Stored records
● ● ● ●

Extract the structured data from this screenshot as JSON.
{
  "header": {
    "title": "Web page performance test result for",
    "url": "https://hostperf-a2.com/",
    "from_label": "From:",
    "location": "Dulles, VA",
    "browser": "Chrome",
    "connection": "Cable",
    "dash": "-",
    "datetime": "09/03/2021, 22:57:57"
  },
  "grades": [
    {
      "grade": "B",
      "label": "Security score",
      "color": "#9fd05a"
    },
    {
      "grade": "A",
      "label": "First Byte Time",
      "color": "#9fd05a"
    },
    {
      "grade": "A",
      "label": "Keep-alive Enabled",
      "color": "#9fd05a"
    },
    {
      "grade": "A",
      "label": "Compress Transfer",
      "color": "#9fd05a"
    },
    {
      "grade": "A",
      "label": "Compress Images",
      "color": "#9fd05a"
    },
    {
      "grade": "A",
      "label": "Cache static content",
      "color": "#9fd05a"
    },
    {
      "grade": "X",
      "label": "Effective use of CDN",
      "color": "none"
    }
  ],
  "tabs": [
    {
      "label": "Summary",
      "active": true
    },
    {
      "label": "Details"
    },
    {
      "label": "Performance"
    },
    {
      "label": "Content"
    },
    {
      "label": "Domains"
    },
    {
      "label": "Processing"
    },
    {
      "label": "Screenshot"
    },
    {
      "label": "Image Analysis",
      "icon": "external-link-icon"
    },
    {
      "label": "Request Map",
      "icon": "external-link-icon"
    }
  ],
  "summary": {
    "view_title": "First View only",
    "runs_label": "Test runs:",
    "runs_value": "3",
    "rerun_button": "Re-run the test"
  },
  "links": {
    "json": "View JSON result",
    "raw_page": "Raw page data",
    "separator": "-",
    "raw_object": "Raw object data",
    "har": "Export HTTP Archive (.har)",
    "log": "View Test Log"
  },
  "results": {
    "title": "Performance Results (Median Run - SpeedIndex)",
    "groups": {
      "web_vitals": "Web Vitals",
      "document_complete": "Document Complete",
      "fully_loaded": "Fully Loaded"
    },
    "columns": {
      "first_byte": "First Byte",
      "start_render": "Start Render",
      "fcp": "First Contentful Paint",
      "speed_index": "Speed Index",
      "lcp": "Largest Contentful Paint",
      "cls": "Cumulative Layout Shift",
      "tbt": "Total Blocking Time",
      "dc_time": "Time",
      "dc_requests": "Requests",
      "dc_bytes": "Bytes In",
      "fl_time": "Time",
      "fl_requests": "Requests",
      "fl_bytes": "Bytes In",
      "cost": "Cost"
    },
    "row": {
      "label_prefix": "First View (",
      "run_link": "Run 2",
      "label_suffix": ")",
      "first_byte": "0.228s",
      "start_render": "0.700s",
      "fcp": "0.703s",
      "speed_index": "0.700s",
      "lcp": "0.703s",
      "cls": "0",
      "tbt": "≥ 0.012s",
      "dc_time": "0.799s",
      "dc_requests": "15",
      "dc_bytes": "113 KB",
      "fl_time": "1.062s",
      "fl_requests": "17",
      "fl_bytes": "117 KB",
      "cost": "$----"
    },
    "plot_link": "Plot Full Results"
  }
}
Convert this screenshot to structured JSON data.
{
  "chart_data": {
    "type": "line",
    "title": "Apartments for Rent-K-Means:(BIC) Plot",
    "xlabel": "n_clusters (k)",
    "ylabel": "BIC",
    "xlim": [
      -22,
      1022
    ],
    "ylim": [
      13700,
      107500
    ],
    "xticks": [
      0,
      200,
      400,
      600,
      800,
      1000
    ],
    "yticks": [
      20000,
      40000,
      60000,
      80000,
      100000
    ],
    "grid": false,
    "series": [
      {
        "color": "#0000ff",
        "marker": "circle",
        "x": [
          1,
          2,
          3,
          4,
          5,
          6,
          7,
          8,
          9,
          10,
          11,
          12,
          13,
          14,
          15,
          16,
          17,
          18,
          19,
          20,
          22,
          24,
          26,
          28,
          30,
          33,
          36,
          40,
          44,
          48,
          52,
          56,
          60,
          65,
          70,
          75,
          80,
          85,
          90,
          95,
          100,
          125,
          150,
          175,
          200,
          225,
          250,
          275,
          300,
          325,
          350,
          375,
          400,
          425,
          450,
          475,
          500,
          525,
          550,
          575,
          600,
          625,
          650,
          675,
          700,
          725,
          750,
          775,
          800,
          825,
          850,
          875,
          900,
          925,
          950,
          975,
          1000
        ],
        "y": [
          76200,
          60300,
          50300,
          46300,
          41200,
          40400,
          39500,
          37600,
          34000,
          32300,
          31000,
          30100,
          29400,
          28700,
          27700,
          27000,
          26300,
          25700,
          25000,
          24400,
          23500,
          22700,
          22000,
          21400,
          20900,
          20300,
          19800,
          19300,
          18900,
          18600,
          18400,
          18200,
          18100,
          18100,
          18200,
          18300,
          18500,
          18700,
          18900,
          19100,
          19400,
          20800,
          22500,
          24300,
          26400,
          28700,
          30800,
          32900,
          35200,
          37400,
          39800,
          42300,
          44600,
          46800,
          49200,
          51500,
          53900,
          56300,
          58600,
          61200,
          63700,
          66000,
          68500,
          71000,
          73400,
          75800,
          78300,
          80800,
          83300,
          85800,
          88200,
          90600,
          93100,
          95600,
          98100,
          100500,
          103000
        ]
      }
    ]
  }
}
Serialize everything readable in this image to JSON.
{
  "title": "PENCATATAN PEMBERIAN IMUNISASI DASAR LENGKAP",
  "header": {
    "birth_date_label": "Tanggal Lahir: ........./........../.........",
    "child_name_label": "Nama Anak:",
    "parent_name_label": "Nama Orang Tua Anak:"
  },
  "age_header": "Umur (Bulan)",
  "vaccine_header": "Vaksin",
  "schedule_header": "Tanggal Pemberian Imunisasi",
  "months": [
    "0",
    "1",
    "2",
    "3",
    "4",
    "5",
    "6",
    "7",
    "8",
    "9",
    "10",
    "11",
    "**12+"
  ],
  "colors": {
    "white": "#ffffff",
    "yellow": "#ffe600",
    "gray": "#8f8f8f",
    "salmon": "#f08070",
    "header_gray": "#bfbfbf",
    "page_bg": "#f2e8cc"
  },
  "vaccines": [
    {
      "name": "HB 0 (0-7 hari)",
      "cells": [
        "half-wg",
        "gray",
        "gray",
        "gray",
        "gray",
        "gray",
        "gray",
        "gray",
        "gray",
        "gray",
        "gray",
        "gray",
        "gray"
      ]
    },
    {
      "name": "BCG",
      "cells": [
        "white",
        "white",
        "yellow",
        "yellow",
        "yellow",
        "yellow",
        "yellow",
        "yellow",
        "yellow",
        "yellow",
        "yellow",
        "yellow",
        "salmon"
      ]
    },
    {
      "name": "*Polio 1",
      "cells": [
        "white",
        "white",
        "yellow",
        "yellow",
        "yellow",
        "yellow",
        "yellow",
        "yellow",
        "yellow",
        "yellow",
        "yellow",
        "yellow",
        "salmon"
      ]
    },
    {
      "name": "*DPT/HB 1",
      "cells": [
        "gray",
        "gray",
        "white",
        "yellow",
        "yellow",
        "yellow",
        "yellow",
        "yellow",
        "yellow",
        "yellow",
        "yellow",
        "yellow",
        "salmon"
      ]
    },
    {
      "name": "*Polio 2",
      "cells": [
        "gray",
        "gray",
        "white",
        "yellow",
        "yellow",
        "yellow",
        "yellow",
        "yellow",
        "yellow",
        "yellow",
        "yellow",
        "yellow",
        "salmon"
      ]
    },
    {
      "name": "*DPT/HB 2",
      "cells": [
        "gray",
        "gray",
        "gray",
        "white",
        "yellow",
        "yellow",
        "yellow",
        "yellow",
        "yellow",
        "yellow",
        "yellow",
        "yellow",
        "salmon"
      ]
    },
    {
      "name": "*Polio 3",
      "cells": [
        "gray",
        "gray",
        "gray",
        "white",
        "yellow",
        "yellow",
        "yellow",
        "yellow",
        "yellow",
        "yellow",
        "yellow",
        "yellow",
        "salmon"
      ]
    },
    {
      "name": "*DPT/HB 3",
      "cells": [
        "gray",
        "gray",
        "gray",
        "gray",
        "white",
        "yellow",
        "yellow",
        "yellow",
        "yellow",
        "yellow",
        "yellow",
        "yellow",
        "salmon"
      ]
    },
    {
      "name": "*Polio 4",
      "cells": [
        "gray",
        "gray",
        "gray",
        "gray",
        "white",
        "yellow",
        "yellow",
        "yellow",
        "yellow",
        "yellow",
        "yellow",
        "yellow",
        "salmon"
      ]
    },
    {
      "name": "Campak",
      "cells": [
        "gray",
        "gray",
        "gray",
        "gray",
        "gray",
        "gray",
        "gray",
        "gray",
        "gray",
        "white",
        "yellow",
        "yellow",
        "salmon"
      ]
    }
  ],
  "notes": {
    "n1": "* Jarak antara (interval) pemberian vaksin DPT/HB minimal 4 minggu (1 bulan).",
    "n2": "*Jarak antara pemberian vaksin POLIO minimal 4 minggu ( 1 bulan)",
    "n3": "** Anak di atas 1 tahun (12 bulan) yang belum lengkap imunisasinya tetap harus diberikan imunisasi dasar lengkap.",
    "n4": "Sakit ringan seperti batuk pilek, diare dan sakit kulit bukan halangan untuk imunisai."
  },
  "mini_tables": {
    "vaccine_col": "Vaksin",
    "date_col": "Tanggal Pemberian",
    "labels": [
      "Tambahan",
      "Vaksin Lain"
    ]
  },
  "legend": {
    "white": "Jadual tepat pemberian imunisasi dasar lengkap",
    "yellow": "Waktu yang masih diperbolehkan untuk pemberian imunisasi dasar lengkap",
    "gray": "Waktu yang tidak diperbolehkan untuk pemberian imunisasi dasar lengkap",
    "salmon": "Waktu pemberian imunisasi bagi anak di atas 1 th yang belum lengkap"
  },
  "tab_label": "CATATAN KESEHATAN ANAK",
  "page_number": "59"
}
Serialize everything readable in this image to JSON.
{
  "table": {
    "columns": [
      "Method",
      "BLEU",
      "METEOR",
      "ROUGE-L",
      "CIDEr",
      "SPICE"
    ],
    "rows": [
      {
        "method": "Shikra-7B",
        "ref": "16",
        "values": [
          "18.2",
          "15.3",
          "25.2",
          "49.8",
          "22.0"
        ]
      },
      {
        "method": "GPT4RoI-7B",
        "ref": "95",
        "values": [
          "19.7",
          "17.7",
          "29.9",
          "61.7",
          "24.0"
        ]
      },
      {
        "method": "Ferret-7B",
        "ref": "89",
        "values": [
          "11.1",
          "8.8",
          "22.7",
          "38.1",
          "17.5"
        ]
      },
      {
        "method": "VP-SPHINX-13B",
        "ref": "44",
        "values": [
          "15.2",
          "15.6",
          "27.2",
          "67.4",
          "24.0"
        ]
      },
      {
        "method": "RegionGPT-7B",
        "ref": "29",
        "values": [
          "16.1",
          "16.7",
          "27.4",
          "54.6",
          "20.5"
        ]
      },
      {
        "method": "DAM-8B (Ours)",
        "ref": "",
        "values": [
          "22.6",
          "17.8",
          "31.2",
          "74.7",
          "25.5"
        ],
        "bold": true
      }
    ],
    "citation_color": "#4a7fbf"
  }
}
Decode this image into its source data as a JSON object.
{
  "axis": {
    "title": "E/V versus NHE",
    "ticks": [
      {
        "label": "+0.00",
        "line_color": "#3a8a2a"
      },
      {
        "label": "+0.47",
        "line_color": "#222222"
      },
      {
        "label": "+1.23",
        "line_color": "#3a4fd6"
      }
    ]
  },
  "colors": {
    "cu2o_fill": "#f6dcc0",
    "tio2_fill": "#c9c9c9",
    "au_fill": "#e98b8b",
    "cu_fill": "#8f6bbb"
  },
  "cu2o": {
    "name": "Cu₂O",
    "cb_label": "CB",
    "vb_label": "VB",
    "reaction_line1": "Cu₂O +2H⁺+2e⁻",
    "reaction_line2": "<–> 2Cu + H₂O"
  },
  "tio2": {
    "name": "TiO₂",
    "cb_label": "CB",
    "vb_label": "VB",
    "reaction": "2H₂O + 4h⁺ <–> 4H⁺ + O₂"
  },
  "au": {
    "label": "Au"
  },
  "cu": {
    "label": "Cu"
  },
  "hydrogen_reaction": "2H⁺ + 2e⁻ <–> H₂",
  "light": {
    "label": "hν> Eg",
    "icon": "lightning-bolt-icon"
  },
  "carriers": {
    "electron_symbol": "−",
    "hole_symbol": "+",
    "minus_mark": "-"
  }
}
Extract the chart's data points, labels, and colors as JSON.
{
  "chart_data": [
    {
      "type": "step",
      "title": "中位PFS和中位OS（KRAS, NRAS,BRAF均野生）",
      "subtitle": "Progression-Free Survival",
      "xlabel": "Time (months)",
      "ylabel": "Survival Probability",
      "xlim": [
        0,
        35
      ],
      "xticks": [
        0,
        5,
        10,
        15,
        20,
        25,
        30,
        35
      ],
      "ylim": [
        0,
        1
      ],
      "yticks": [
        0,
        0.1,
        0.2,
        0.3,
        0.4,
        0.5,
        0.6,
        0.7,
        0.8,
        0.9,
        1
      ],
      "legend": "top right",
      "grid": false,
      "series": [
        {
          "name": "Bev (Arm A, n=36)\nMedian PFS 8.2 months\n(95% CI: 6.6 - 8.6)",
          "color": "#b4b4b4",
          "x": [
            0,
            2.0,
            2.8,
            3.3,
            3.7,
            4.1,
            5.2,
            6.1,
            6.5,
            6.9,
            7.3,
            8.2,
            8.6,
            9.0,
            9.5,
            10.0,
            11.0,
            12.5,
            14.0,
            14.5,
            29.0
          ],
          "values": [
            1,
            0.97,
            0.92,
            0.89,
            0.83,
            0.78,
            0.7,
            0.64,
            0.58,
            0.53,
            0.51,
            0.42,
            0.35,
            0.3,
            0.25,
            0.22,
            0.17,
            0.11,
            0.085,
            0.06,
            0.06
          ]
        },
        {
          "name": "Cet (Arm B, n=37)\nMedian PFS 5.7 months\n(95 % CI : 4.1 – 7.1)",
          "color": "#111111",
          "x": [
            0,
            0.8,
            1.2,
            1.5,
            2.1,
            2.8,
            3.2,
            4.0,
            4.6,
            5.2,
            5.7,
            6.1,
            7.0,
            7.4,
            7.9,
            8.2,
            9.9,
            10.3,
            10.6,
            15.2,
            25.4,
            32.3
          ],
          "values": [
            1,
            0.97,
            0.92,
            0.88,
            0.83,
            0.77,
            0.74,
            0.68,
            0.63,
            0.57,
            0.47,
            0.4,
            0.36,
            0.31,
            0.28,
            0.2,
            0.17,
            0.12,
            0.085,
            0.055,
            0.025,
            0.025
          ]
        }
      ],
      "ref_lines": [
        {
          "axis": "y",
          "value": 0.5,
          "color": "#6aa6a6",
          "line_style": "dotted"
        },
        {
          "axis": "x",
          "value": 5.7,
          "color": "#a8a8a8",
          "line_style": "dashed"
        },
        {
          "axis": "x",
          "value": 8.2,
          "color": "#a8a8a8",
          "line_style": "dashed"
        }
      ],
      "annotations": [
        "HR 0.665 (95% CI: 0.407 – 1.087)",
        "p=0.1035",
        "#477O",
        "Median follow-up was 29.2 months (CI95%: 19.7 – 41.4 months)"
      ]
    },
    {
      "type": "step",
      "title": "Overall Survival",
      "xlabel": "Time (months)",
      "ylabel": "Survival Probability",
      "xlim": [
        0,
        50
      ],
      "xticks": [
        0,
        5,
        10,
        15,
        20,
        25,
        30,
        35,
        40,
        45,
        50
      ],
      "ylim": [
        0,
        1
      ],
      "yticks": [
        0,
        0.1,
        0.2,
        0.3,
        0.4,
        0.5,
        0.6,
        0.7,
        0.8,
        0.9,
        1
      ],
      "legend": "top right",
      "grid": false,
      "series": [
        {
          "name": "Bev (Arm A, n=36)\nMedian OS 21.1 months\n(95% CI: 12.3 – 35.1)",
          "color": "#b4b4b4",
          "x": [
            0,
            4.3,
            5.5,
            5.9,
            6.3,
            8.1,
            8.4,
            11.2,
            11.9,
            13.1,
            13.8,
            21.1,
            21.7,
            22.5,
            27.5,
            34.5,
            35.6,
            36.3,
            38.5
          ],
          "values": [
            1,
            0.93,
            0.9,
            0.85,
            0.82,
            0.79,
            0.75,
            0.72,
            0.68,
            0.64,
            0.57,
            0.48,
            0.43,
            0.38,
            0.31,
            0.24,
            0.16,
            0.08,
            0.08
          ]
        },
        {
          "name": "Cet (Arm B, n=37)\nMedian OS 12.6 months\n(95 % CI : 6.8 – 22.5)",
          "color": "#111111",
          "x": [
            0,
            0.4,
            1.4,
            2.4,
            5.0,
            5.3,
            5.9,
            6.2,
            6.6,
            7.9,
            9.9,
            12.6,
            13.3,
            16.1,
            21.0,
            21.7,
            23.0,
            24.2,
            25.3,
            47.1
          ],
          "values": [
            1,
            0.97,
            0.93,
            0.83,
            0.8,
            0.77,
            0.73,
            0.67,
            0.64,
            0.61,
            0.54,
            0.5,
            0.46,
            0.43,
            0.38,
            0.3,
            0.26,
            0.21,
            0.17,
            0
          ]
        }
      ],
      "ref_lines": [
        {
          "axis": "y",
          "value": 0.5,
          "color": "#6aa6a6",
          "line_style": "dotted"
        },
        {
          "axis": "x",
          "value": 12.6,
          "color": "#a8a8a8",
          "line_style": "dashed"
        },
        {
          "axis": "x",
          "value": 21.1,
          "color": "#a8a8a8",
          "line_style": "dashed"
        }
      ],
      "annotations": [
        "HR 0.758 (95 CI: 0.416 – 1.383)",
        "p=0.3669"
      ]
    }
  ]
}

● ● ● ●

=== REQUIREMENT ===
Gather all lines where the word "labels" appears.

=== FINAL RESULT ===
    "labels": [
Extract the chart's data points, labels, and colors as JSON.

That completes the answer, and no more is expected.